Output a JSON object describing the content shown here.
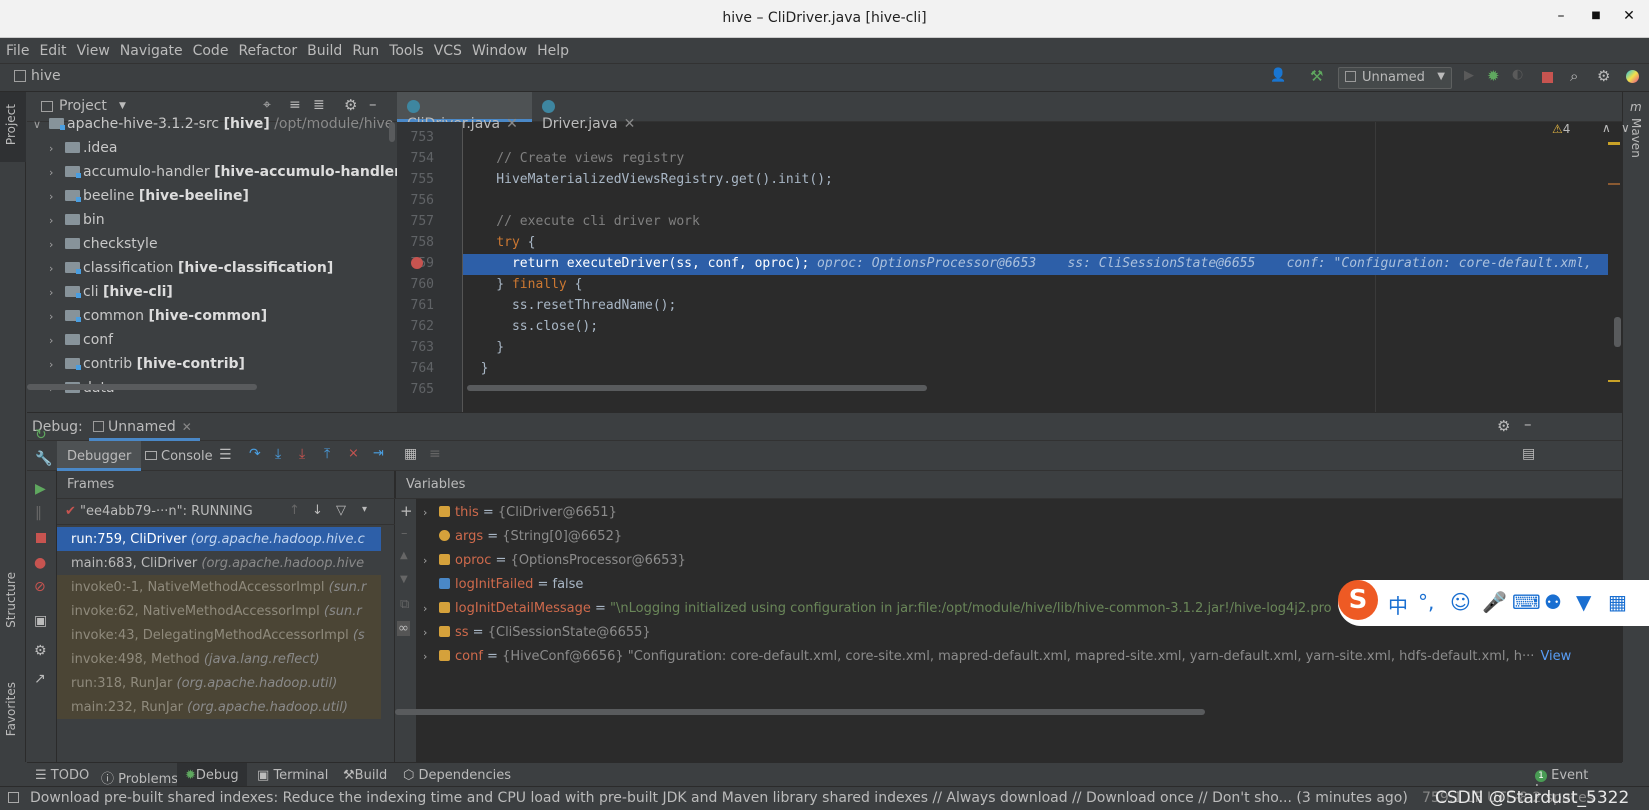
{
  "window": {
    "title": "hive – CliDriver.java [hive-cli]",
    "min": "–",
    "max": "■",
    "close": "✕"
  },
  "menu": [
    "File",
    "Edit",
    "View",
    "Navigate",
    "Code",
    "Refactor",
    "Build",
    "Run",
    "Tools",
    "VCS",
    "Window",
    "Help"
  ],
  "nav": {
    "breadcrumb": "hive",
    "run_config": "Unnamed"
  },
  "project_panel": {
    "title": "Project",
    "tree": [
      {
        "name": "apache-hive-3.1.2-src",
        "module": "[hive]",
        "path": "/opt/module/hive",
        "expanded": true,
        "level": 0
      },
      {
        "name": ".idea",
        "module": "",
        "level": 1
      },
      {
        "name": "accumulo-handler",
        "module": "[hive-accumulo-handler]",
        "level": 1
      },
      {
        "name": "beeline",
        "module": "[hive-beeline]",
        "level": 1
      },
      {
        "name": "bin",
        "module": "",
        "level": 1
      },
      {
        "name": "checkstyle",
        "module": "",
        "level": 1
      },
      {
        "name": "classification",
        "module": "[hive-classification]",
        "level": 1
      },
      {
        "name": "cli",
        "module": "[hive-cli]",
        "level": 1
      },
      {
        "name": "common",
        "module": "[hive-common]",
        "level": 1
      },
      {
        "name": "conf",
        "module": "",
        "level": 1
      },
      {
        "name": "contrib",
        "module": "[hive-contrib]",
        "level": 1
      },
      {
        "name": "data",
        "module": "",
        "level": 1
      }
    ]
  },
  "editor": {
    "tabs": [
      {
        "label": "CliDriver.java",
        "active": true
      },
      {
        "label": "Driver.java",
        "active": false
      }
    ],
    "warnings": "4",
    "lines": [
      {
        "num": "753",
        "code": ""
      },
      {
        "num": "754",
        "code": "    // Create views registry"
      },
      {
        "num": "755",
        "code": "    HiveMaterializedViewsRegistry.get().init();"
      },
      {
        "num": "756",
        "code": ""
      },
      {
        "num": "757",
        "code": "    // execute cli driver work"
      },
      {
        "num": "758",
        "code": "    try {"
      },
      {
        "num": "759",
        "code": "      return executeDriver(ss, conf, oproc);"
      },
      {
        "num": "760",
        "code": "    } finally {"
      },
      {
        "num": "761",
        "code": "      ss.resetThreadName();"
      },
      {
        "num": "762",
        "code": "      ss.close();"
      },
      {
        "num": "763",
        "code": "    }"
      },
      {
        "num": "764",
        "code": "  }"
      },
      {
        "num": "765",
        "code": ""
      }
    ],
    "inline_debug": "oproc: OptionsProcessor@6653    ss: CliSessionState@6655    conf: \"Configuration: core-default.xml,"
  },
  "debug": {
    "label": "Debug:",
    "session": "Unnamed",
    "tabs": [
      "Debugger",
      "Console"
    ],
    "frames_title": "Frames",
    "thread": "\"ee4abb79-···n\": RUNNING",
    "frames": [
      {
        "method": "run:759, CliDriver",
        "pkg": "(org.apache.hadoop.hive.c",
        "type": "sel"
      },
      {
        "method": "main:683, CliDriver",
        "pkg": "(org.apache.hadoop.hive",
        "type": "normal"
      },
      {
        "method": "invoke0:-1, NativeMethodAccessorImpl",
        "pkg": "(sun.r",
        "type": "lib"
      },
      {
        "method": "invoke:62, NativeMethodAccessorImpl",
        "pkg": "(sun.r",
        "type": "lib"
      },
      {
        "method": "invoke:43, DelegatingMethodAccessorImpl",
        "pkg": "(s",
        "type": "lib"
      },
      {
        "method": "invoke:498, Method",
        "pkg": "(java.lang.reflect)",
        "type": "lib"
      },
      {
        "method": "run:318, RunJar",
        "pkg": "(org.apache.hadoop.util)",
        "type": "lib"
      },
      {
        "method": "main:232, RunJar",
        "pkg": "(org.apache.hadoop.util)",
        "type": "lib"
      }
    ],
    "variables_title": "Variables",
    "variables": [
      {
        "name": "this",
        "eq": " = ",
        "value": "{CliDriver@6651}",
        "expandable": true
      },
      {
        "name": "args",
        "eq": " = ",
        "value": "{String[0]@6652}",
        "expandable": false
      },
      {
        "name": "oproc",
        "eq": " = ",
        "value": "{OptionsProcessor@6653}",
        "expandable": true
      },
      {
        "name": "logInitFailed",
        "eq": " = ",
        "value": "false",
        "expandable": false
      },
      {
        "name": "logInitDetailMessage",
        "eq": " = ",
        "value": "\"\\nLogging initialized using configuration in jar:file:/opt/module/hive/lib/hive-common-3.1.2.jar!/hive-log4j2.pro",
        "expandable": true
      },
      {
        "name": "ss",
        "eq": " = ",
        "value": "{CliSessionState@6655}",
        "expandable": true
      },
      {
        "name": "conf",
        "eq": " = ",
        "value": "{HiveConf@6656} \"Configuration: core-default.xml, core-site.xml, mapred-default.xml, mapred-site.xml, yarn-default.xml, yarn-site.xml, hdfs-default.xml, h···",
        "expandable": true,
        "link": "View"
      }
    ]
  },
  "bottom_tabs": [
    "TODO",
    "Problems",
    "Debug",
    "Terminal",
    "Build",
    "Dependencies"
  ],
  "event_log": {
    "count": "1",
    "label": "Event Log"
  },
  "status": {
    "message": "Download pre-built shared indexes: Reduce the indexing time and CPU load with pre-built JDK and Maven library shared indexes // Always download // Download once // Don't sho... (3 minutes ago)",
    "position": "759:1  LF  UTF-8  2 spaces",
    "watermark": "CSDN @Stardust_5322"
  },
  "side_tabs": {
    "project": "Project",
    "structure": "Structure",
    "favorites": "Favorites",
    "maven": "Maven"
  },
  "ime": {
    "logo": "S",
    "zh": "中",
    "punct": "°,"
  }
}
---
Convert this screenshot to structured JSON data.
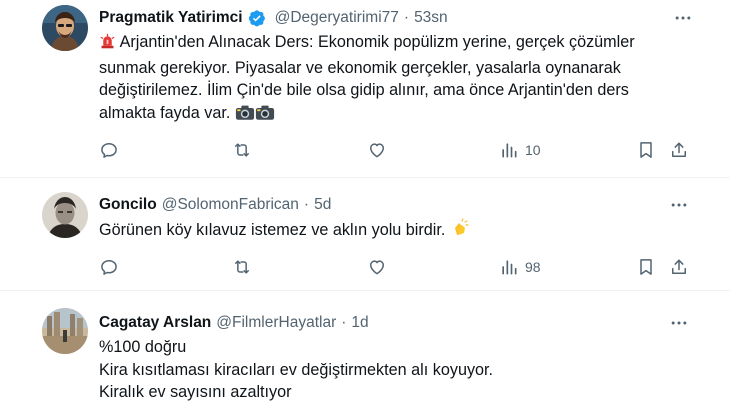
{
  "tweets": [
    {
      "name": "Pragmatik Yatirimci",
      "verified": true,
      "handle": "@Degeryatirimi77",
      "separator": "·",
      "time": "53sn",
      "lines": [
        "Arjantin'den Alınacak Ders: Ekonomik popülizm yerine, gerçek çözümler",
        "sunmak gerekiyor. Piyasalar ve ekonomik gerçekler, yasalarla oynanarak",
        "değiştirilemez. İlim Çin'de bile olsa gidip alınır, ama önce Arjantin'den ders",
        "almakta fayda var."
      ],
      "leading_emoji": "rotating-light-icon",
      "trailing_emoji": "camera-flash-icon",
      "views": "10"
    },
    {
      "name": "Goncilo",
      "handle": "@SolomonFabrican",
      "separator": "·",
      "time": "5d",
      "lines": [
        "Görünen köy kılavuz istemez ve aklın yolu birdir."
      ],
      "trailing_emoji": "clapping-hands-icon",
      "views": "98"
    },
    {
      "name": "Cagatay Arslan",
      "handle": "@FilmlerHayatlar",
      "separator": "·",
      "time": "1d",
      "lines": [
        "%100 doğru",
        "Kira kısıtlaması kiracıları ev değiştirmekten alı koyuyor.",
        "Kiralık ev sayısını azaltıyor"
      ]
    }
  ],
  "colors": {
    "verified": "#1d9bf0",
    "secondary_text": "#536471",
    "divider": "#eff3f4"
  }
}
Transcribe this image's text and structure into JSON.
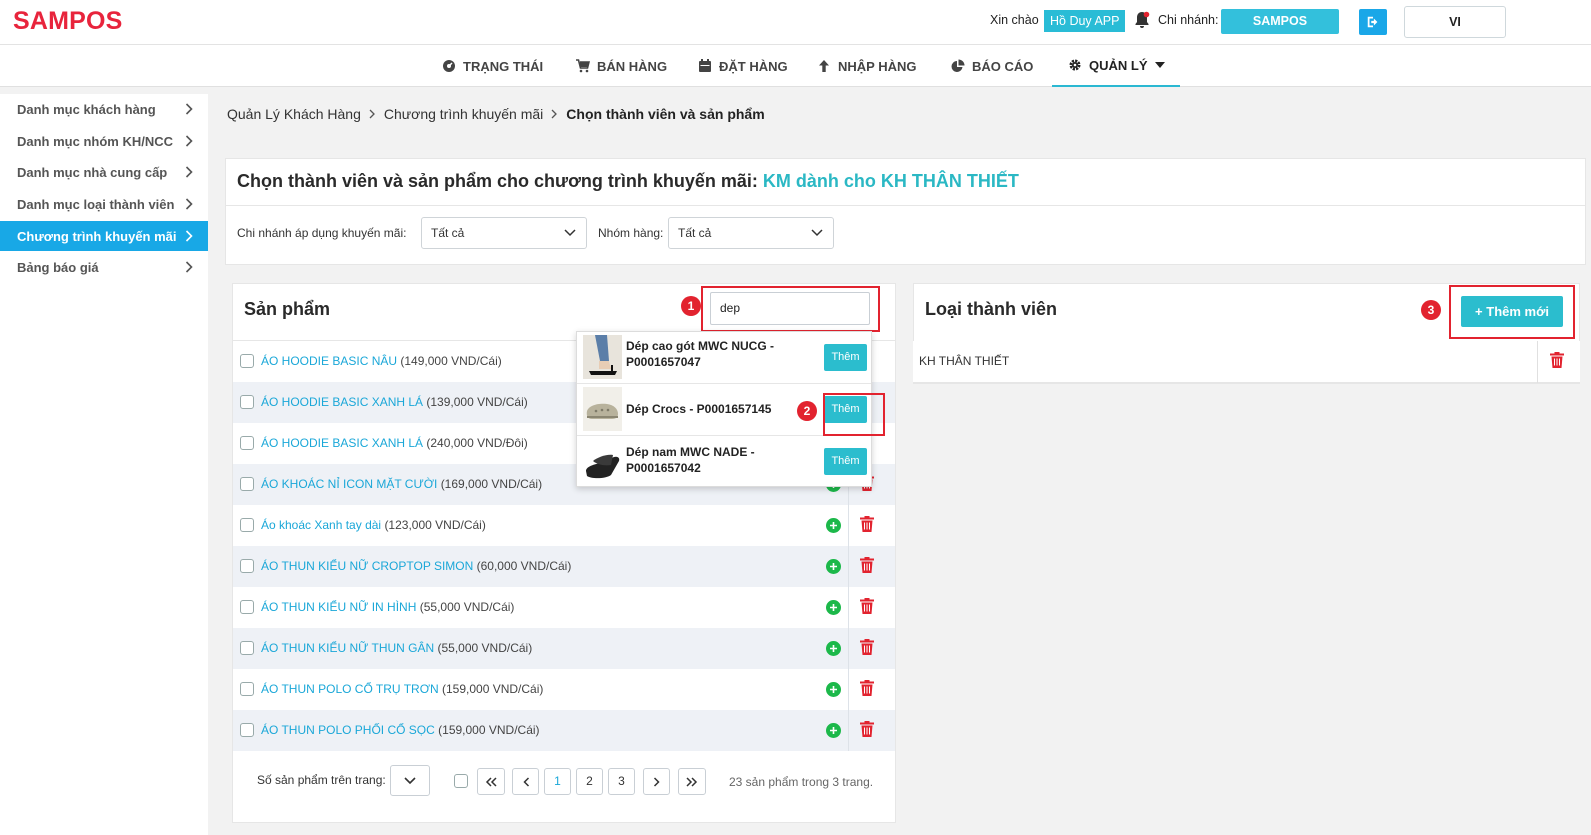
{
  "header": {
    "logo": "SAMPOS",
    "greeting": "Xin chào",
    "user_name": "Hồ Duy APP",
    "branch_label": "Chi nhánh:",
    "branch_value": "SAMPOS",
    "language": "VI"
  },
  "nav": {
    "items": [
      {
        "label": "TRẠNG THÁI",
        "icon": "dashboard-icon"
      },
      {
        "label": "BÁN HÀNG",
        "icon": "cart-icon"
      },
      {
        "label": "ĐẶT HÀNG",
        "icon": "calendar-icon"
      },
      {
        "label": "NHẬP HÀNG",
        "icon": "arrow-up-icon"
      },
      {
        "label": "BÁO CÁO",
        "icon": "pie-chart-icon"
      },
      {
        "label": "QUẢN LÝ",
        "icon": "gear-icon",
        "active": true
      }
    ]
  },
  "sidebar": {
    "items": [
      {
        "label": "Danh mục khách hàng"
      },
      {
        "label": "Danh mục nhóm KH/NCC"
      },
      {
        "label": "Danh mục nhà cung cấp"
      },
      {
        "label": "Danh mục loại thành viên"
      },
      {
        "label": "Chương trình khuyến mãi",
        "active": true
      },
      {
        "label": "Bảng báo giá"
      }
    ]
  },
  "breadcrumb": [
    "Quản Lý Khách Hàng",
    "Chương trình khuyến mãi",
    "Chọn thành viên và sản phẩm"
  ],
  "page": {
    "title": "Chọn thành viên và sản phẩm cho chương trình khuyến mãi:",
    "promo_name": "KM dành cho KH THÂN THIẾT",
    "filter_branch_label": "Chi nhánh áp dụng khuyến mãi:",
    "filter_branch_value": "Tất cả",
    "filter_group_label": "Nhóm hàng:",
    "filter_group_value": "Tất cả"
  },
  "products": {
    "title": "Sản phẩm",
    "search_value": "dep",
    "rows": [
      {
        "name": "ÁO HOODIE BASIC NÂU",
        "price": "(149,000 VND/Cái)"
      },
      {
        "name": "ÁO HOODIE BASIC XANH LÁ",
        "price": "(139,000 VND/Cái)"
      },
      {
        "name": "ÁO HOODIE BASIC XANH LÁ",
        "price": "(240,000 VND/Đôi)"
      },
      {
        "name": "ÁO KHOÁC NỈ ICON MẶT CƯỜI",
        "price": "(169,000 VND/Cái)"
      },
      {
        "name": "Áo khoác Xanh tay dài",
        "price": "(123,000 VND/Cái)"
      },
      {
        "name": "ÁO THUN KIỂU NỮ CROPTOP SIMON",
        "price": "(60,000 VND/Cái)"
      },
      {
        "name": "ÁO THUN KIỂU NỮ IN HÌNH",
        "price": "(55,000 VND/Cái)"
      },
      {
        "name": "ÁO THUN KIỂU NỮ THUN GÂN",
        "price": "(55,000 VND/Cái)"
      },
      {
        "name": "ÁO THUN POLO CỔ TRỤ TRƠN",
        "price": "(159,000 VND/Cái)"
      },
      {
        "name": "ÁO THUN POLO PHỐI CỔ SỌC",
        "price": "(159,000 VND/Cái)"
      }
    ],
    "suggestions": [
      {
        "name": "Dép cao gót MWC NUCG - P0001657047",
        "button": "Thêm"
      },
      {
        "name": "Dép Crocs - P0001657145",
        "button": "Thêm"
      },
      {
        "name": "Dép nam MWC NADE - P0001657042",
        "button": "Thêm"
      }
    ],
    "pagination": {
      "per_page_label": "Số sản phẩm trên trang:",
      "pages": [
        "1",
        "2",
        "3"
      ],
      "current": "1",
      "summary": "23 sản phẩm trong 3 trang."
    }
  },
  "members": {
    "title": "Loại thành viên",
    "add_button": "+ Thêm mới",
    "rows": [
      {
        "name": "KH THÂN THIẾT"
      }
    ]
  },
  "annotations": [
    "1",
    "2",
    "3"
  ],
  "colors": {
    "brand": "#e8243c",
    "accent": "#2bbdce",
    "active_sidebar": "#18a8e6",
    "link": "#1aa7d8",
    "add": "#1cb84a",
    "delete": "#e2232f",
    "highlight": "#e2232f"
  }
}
---
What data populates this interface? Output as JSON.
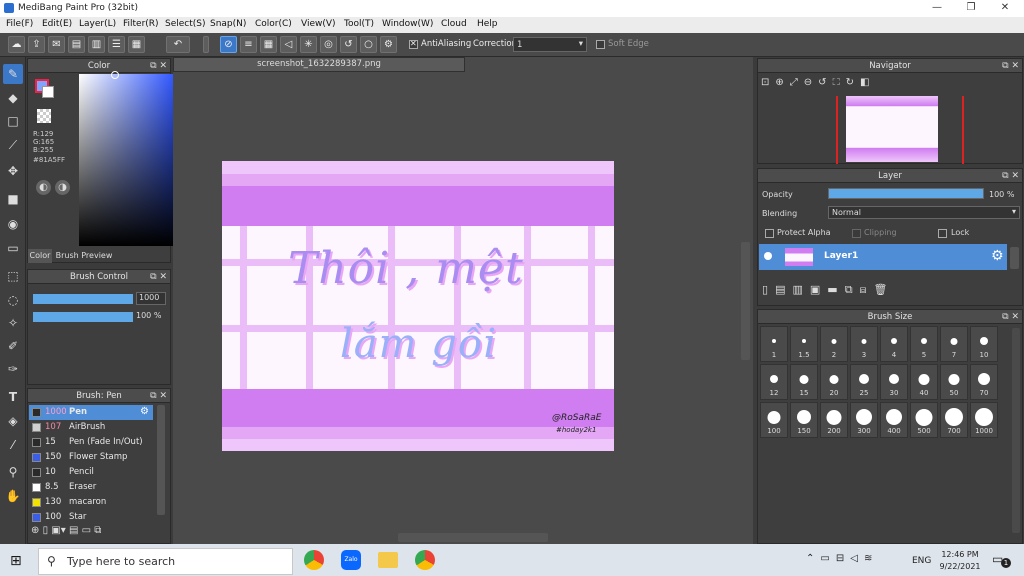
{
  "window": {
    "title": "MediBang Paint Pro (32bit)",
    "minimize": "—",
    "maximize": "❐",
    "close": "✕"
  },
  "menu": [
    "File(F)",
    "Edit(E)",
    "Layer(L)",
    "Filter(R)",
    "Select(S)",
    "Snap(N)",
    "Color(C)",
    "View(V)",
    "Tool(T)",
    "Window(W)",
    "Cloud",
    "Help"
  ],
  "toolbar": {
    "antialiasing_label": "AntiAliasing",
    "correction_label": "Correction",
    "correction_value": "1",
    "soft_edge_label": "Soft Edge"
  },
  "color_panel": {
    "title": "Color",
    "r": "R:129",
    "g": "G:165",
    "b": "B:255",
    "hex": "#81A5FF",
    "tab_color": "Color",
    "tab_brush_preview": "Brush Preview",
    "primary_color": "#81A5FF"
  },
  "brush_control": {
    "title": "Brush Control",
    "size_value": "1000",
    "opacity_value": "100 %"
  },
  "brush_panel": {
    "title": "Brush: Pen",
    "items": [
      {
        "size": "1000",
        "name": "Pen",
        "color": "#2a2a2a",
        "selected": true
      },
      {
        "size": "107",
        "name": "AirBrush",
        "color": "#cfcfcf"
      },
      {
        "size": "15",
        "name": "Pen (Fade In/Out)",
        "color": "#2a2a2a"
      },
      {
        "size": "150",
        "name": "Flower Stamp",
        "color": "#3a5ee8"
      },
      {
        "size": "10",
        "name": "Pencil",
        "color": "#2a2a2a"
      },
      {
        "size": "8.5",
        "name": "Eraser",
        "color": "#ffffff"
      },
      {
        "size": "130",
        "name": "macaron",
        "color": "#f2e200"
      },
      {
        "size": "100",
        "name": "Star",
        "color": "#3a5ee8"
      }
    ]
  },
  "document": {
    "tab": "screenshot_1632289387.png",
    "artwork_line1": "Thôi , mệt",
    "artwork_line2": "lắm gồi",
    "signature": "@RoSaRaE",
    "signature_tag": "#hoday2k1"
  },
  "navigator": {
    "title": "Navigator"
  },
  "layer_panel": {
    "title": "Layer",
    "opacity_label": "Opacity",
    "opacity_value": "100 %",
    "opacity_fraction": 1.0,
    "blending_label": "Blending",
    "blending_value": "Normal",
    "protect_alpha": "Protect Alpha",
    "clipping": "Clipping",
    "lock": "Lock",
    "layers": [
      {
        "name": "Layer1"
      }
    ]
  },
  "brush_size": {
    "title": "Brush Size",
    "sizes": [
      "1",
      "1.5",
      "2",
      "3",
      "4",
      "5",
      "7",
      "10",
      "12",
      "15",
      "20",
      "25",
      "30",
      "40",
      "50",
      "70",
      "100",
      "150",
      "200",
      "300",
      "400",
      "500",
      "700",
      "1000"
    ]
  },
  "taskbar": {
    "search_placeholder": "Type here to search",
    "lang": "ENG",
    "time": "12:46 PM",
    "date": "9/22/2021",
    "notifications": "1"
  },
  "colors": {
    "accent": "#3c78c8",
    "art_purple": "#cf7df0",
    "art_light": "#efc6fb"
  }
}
---
• _Required work_: Where a line in the material above holds "CliSessionState", copy that line.

• _Reply to the task_:
    "inline_debug": "oproc: OptionsProcessor@6653    ss: CliSessionState@6655    conf: \"Configuration: core-default.xml,"
        "value": "{CliSessionState@6655}",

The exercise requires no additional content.